> _Given request_
Print the listing that follows, character for character.

> _Task data_
⟨
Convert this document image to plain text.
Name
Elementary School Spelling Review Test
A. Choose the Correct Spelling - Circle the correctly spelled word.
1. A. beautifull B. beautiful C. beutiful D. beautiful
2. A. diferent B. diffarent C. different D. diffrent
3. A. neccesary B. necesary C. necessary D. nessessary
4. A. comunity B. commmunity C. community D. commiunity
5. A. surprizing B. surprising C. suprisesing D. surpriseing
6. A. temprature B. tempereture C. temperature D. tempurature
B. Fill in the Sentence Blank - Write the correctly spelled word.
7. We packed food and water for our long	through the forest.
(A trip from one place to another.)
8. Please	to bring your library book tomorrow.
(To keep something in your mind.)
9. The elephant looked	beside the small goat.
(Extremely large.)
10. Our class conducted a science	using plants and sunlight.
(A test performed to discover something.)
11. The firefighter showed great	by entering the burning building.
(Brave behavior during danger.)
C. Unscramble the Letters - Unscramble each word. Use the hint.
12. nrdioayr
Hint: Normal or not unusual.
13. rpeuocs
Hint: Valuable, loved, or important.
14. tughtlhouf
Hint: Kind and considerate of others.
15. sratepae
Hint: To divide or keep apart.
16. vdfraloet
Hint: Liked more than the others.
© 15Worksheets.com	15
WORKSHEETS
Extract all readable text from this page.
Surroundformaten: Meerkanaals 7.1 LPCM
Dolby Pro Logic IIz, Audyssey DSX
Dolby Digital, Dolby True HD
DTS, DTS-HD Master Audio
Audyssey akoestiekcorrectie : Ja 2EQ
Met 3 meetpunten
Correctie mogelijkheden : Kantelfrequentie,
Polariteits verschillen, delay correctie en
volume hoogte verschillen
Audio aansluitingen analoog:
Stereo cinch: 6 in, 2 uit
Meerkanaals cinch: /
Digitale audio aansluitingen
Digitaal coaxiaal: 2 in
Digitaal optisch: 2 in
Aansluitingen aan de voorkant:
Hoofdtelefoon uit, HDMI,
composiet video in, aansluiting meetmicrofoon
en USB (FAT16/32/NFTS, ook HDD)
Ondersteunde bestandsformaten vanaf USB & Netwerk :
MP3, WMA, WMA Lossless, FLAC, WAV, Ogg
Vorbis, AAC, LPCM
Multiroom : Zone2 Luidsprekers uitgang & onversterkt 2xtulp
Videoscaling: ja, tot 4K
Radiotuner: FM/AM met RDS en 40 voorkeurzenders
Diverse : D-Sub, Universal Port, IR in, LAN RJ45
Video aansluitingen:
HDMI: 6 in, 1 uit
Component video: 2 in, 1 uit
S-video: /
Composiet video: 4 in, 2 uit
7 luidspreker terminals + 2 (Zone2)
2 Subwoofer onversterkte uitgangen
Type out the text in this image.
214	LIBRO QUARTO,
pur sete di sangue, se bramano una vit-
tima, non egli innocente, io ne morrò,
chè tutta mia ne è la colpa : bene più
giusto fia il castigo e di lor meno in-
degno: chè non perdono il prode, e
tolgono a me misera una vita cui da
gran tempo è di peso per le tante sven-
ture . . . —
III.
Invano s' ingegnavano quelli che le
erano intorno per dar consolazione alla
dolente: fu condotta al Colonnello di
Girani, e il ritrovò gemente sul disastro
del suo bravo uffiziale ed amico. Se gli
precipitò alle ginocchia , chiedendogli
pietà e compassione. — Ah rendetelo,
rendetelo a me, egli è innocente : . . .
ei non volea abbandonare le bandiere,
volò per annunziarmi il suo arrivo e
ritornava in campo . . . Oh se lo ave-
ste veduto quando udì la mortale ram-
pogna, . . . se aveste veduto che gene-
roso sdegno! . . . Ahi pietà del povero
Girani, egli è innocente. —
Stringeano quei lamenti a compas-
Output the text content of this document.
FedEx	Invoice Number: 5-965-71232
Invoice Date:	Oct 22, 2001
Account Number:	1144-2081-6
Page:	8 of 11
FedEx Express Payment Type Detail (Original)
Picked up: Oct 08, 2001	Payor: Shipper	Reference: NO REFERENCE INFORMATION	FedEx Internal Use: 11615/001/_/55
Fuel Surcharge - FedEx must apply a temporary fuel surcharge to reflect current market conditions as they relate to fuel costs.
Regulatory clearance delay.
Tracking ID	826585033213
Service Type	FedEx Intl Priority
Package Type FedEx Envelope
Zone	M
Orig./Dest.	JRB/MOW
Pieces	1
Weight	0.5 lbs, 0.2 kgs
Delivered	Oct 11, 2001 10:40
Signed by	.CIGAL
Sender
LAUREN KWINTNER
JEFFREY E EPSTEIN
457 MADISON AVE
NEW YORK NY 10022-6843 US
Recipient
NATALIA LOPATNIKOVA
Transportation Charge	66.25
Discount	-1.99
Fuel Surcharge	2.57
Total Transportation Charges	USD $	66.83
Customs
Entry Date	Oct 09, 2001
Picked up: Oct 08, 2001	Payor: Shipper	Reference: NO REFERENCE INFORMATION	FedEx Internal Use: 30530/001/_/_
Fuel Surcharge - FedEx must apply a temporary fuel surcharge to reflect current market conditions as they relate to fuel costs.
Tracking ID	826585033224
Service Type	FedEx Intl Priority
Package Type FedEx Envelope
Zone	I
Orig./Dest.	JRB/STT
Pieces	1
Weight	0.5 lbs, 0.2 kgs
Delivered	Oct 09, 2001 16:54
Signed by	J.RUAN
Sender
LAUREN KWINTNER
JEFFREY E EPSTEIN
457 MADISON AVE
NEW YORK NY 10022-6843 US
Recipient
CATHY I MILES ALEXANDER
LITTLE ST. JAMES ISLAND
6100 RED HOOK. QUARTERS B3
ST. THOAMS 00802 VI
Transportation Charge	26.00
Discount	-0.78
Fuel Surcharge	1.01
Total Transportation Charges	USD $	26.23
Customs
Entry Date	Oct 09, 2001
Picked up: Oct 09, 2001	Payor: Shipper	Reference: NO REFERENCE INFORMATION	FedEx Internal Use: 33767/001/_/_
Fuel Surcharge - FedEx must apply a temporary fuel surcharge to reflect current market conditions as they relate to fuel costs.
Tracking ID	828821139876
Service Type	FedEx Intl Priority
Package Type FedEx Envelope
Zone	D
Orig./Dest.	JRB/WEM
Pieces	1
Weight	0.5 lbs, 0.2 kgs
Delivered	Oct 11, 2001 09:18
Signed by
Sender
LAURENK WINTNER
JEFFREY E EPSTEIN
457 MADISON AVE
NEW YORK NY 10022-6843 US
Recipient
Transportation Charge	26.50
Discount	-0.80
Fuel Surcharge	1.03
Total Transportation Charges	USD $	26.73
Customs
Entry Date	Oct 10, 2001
⟩
> _Right answer_
Convert this document image to plain text.
Name
Elementary School Spelling Review Test
A. Choose the Correct Spelling - Circle the correctly spelled word.
1. A. beautifull B. beautiful C. beutiful D. beautiful
2. A. diferent B. diffarent C. different D. diffrent
3. A. neccesary B. necesary C. necessary D. nessessary
4. A. comunity B. commmunity C. community D. commiunity
5. A. surprizing B. surprising C. suprisesing D. surpriseing
6. A. temprature B. tempereture C. temperature D. tempurature
B. Fill in the Sentence Blank - Write the correctly spelled word.
7. We packed food and water for our long	through the forest.
(A trip from one place to another.)
8. Please	to bring your library book tomorrow.
(To keep something in your mind.)
9. The elephant looked	beside the small goat.
(Extremely large.)
10. Our class conducted a science	using plants and sunlight.
(A test performed to discover something.)
11. The firefighter showed great	by entering the burning building.
(Brave behavior during danger.)
C. Unscramble the Letters - Unscramble each word. Use the hint.
12. nrdioayr
Hint: Normal or not unusual.
13. rpeuocs
Hint: Valuable, loved, or important.
14. tughtlhouf
Hint: Kind and considerate of others.
15. sratepae
Hint: To divide or keep apart.
16. vdfraloet
Hint: Liked more than the others.
© 15Worksheets.com	15
WORKSHEETS
Extract all readable text from this page.
Surroundformaten: Meerkanaals 7.1 LPCM
Dolby Pro Logic IIz, Audyssey DSX
Dolby Digital, Dolby True HD
DTS, DTS-HD Master Audio
Audyssey akoestiekcorrectie : Ja 2EQ
Met 3 meetpunten
Correctie mogelijkheden : Kantelfrequentie,
Polariteits verschillen, delay correctie en
volume hoogte verschillen
Audio aansluitingen analoog:
Stereo cinch: 6 in, 2 uit
Meerkanaals cinch: /
Digitale audio aansluitingen
Digitaal coaxiaal: 2 in
Digitaal optisch: 2 in
Aansluitingen aan de voorkant:
Hoofdtelefoon uit, HDMI,
composiet video in, aansluiting meetmicrofoon
en USB (FAT16/32/NFTS, ook HDD)
Ondersteunde bestandsformaten vanaf USB & Netwerk :
MP3, WMA, WMA Lossless, FLAC, WAV, Ogg
Vorbis, AAC, LPCM
Multiroom : Zone2 Luidsprekers uitgang & onversterkt 2xtulp
Videoscaling: ja, tot 4K
Radiotuner: FM/AM met RDS en 40 voorkeurzenders
Diverse : D-Sub, Universal Port, IR in, LAN RJ45
Video aansluitingen:
HDMI: 6 in, 1 uit
Component video: 2 in, 1 uit
S-video: /
Composiet video: 4 in, 2 uit
7 luidspreker terminals + 2 (Zone2)
2 Subwoofer onversterkte uitgangen
Type out the text in this image.
214	LIBRO QUARTO,
pur sete di sangue, se bramano una vit-
tima, non egli innocente, io ne morrò,
chè tutta mia ne è la colpa : bene più
giusto fia il castigo e di lor meno in-
degno: chè non perdono il prode, e
tolgono a me misera una vita cui da
gran tempo è di peso per le tante sven-
ture . . . —
III.
Invano s' ingegnavano quelli che le
erano intorno per dar consolazione alla
dolente: fu condotta al Colonnello di
Girani, e il ritrovò gemente sul disastro
del suo bravo uffiziale ed amico. Se gli
precipitò alle ginocchia , chiedendogli
pietà e compassione. — Ah rendetelo,
rendetelo a me, egli è innocente : . . .
ei non volea abbandonare le bandiere,
volò per annunziarmi il suo arrivo e
ritornava in campo . . . Oh se lo ave-
ste veduto quando udì la mortale ram-
pogna, . . . se aveste veduto che gene-
roso sdegno! . . . Ahi pietà del povero
Girani, egli è innocente. —
Stringeano quei lamenti a compas-
Output the text content of this document.
FedEx	Invoice Number: 5-965-71232
Invoice Date:	Oct 22, 2001
Account Number:	1144-2081-6
Page:	8 of 11
FedEx Express Payment Type Detail (Original)
Picked up: Oct 08, 2001	Payor: Shipper	Reference: NO REFERENCE INFORMATION	FedEx Internal Use: 11615/001/_/55
Fuel Surcharge - FedEx must apply a temporary fuel surcharge to reflect current market conditions as they relate to fuel costs.
Regulatory clearance delay.
Tracking ID	826585033213
Service Type	FedEx Intl Priority
Package Type FedEx Envelope
Zone	M
Orig./Dest.	JRB/MOW
Pieces	1
Weight	0.5 lbs, 0.2 kgs
Delivered	Oct 11, 2001 10:40
Signed by	.CIGAL
Sender
LAUREN KWINTNER
JEFFREY E EPSTEIN
457 MADISON AVE
NEW YORK NY 10022-6843 US
Recipient
NATALIA LOPATNIKOVA
Transportation Charge	66.25
Discount	-1.99
Fuel Surcharge	2.57
Total Transportation Charges	USD $	66.83
Customs
Entry Date	Oct 09, 2001
Picked up: Oct 08, 2001	Payor: Shipper	Reference: NO REFERENCE INFORMATION	FedEx Internal Use: 30530/001/_/_
Fuel Surcharge - FedEx must apply a temporary fuel surcharge to reflect current market conditions as they relate to fuel costs.
Tracking ID	826585033224
Service Type	FedEx Intl Priority
Package Type FedEx Envelope
Zone	I
Orig./Dest.	JRB/STT
Pieces	1
Weight	0.5 lbs, 0.2 kgs
Delivered	Oct 09, 2001 16:54
Signed by	J.RUAN
Sender
LAUREN KWINTNER
JEFFREY E EPSTEIN
457 MADISON AVE
NEW YORK NY 10022-6843 US
Recipient
CATHY I MILES ALEXANDER
LITTLE ST. JAMES ISLAND
6100 RED HOOK. QUARTERS B3
ST. THOAMS 00802 VI
Transportation Charge	26.00
Discount	-0.78
Fuel Surcharge	1.01
Total Transportation Charges	USD $	26.23
Customs
Entry Date	Oct 09, 2001
Picked up: Oct 09, 2001	Payor: Shipper	Reference: NO REFERENCE INFORMATION	FedEx Internal Use: 33767/001/_/_
Fuel Surcharge - FedEx must apply a temporary fuel surcharge to reflect current market conditions as they relate to fuel costs.
Tracking ID	828821139876
Service Type	FedEx Intl Priority
Package Type FedEx Envelope
Zone	D
Orig./Dest.	JRB/WEM
Pieces	1
Weight	0.5 lbs, 0.2 kgs
Delivered	Oct 11, 2001 09:18
Signed by
Sender
LAURENK WINTNER
JEFFREY E EPSTEIN
457 MADISON AVE
NEW YORK NY 10022-6843 US
Recipient
Transportation Charge	26.50
Discount	-0.80
Fuel Surcharge	1.03
Total Transportation Charges	USD $	26.73
Customs
Entry Date	Oct 10, 2001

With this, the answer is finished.